RECORDS SHOWN:
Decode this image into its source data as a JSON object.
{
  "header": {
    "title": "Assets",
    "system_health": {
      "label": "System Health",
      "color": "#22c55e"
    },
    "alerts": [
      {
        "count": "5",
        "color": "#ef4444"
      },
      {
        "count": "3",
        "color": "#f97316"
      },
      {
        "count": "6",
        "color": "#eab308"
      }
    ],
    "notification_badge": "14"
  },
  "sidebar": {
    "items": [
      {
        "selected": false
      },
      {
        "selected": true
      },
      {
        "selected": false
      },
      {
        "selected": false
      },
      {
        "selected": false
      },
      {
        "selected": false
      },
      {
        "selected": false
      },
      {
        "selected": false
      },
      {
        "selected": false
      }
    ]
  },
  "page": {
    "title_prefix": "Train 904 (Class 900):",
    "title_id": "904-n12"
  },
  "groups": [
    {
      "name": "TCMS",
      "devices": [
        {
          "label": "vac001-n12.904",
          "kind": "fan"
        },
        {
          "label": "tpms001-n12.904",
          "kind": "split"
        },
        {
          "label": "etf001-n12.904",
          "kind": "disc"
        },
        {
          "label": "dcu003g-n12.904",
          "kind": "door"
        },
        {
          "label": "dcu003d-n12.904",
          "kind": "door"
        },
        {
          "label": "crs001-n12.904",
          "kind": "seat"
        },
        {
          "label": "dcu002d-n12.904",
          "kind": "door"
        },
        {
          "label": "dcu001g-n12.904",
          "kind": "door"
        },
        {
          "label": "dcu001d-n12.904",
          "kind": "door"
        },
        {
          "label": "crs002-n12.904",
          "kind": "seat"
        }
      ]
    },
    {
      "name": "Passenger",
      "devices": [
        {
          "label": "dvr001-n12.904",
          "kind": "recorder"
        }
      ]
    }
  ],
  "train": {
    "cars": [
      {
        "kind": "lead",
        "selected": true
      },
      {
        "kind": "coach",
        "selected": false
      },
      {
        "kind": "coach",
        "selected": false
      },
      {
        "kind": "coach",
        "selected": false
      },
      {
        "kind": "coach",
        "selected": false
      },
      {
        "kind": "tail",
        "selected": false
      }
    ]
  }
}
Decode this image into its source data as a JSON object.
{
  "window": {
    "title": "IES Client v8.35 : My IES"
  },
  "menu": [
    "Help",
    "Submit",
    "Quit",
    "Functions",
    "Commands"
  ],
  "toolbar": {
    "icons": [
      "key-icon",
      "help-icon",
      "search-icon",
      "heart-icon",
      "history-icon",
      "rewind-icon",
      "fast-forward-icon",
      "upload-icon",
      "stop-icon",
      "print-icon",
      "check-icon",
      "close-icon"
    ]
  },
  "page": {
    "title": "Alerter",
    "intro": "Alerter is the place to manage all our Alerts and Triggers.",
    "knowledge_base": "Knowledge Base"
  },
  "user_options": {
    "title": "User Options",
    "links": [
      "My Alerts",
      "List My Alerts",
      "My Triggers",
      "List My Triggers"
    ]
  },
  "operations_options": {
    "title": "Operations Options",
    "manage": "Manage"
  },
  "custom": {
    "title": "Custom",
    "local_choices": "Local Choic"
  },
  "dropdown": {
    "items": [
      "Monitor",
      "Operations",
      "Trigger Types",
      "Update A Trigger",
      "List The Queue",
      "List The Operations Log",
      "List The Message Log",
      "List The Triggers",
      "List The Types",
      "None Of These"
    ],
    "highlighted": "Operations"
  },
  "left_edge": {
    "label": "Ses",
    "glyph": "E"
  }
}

YOUR INSTRUCTIONS:
Repeat the lines above exactly.

SOLUTION FOR THIS EXERCISE:
Decode this image into its source data as a JSON object.
{
  "header": {
    "title": "Assets",
    "system_health": {
      "label": "System Health",
      "color": "#22c55e"
    },
    "alerts": [
      {
        "count": "5",
        "color": "#ef4444"
      },
      {
        "count": "3",
        "color": "#f97316"
      },
      {
        "count": "6",
        "color": "#eab308"
      }
    ],
    "notification_badge": "14"
  },
  "sidebar": {
    "items": [
      {
        "selected": false
      },
      {
        "selected": true
      },
      {
        "selected": false
      },
      {
        "selected": false
      },
      {
        "selected": false
      },
      {
        "selected": false
      },
      {
        "selected": false
      },
      {
        "selected": false
      },
      {
        "selected": false
      }
    ]
  },
  "page": {
    "title_prefix": "Train 904 (Class 900):",
    "title_id": "904-n12"
  },
  "groups": [
    {
      "name": "TCMS",
      "devices": [
        {
          "label": "vac001-n12.904",
          "kind": "fan"
        },
        {
          "label": "tpms001-n12.904",
          "kind": "split"
        },
        {
          "label": "etf001-n12.904",
          "kind": "disc"
        },
        {
          "label": "dcu003g-n12.904",
          "kind": "door"
        },
        {
          "label": "dcu003d-n12.904",
          "kind": "door"
        },
        {
          "label": "crs001-n12.904",
          "kind": "seat"
        },
        {
          "label": "dcu002d-n12.904",
          "kind": "door"
        },
        {
          "label": "dcu001g-n12.904",
          "kind": "door"
        },
        {
          "label": "dcu001d-n12.904",
          "kind": "door"
        },
        {
          "label": "crs002-n12.904",
          "kind": "seat"
        }
      ]
    },
    {
      "name": "Passenger",
      "devices": [
        {
          "label": "dvr001-n12.904",
          "kind": "recorder"
        }
      ]
    }
  ],
  "train": {
    "cars": [
      {
        "kind": "lead",
        "selected": true
      },
      {
        "kind": "coach",
        "selected": false
      },
      {
        "kind": "coach",
        "selected": false
      },
      {
        "kind": "coach",
        "selected": false
      },
      {
        "kind": "coach",
        "selected": false
      },
      {
        "kind": "tail",
        "selected": false
      }
    ]
  }
}
Decode this image into its source data as a JSON object.
{
  "window": {
    "title": "IES Client v8.35 : My IES"
  },
  "menu": [
    "Help",
    "Submit",
    "Quit",
    "Functions",
    "Commands"
  ],
  "toolbar": {
    "icons": [
      "key-icon",
      "help-icon",
      "search-icon",
      "heart-icon",
      "history-icon",
      "rewind-icon",
      "fast-forward-icon",
      "upload-icon",
      "stop-icon",
      "print-icon",
      "check-icon",
      "close-icon"
    ]
  },
  "page": {
    "title": "Alerter",
    "intro": "Alerter is the place to manage all our Alerts and Triggers.",
    "knowledge_base": "Knowledge Base"
  },
  "user_options": {
    "title": "User Options",
    "links": [
      "My Alerts",
      "List My Alerts",
      "My Triggers",
      "List My Triggers"
    ]
  },
  "operations_options": {
    "title": "Operations Options",
    "manage": "Manage"
  },
  "custom": {
    "title": "Custom",
    "local_choices": "Local Choic"
  },
  "dropdown": {
    "items": [
      "Monitor",
      "Operations",
      "Trigger Types",
      "Update A Trigger",
      "List The Queue",
      "List The Operations Log",
      "List The Message Log",
      "List The Triggers",
      "List The Types",
      "None Of These"
    ],
    "highlighted": "Operations"
  },
  "left_edge": {
    "label": "Ses",
    "glyph": "E"
  }
}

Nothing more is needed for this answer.